* [EXERCISE AIM]: Retype every entry in its entirety, without alteration.

* [ENTRIES SUPPLIED]:
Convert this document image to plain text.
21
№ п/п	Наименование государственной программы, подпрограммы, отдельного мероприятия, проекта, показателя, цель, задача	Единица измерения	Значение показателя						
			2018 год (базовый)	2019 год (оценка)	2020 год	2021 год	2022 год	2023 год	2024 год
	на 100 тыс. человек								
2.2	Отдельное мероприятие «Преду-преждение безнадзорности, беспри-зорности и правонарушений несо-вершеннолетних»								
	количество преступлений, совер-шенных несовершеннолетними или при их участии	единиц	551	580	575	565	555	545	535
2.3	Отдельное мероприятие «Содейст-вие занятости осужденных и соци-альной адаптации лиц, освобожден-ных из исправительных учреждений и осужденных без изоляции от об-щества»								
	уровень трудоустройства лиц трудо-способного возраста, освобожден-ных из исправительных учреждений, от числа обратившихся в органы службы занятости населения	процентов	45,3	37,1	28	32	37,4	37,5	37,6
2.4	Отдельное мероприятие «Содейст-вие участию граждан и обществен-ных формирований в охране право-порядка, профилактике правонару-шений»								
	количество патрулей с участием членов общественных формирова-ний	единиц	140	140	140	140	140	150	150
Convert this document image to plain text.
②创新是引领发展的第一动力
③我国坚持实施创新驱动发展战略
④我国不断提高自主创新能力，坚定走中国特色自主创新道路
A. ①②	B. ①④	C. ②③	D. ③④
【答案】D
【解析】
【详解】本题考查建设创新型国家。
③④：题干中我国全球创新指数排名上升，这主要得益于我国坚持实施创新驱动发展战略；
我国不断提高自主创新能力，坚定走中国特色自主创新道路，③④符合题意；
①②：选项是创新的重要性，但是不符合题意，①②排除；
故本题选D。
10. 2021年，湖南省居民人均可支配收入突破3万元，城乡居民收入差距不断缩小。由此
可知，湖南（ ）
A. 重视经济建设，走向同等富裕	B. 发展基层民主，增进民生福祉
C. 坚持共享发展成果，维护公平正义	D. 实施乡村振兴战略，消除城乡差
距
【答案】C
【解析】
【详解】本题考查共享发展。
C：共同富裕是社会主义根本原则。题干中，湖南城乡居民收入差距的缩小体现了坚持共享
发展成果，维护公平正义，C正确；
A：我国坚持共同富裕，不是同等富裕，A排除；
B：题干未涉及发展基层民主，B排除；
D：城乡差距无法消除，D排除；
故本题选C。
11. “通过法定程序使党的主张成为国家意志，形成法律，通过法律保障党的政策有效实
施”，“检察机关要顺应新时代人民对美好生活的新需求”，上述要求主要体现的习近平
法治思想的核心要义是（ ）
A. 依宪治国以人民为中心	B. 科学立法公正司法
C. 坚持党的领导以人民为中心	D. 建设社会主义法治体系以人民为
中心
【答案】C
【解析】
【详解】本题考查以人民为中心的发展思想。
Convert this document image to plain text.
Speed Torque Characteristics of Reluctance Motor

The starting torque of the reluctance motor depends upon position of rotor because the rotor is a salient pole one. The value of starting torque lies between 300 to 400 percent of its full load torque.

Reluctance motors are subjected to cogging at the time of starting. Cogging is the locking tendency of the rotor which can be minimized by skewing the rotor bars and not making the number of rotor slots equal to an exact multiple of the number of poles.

* [RESPONSE]:
Convert this document image to plain text.
21
№ п/п	Наименование государственной программы, подпрограммы, отдельного мероприятия, проекта, показателя, цель, задача	Единица измерения	Значение показателя						
			2018 год (базовый)	2019 год (оценка)	2020 год	2021 год	2022 год	2023 год	2024 год
	на 100 тыс. человек								
2.2	Отдельное мероприятие «Преду-преждение безнадзорности, беспри-зорности и правонарушений несо-вершеннолетних»								
	количество преступлений, совер-шенных несовершеннолетними или при их участии	единиц	551	580	575	565	555	545	535
2.3	Отдельное мероприятие «Содейст-вие занятости осужденных и соци-альной адаптации лиц, освобожден-ных из исправительных учреждений и осужденных без изоляции от об-щества»								
	уровень трудоустройства лиц трудо-способного возраста, освобожден-ных из исправительных учреждений, от числа обратившихся в органы службы занятости населения	процентов	45,3	37,1	28	32	37,4	37,5	37,6
2.4	Отдельное мероприятие «Содейст-вие участию граждан и обществен-ных формирований в охране право-порядка, профилактике правонару-шений»								
	количество патрулей с участием членов общественных формирова-ний	единиц	140	140	140	140	140	150	150
Convert this document image to plain text.
②创新是引领发展的第一动力
③我国坚持实施创新驱动发展战略
④我国不断提高自主创新能力，坚定走中国特色自主创新道路
A. ①②	B. ①④	C. ②③	D. ③④
【答案】D
【解析】
【详解】本题考查建设创新型国家。
③④：题干中我国全球创新指数排名上升，这主要得益于我国坚持实施创新驱动发展战略；
我国不断提高自主创新能力，坚定走中国特色自主创新道路，③④符合题意；
①②：选项是创新的重要性，但是不符合题意，①②排除；
故本题选D。
10. 2021年，湖南省居民人均可支配收入突破3万元，城乡居民收入差距不断缩小。由此
可知，湖南（ ）
A. 重视经济建设，走向同等富裕	B. 发展基层民主，增进民生福祉
C. 坚持共享发展成果，维护公平正义	D. 实施乡村振兴战略，消除城乡差
距
【答案】C
【解析】
【详解】本题考查共享发展。
C：共同富裕是社会主义根本原则。题干中，湖南城乡居民收入差距的缩小体现了坚持共享
发展成果，维护公平正义，C正确；
A：我国坚持共同富裕，不是同等富裕，A排除；
B：题干未涉及发展基层民主，B排除；
D：城乡差距无法消除，D排除；
故本题选C。
11. “通过法定程序使党的主张成为国家意志，形成法律，通过法律保障党的政策有效实
施”，“检察机关要顺应新时代人民对美好生活的新需求”，上述要求主要体现的习近平
法治思想的核心要义是（ ）
A. 依宪治国以人民为中心	B. 科学立法公正司法
C. 坚持党的领导以人民为中心	D. 建设社会主义法治体系以人民为
中心
【答案】C
【解析】
【详解】本题考查以人民为中心的发展思想。
Convert this document image to plain text.
Speed Torque Characteristics of Reluctance Motor

The starting torque of the reluctance motor depends upon position of rotor because the rotor is a salient pole one. The value of starting torque lies between 300 to 400 percent of its full load torque.

Reluctance motors are subjected to cogging at the time of starting. Cogging is the locking tendency of the rotor which can be minimized by skewing the rotor bars and not making the number of rotor slots equal to an exact multiple of the number of poles.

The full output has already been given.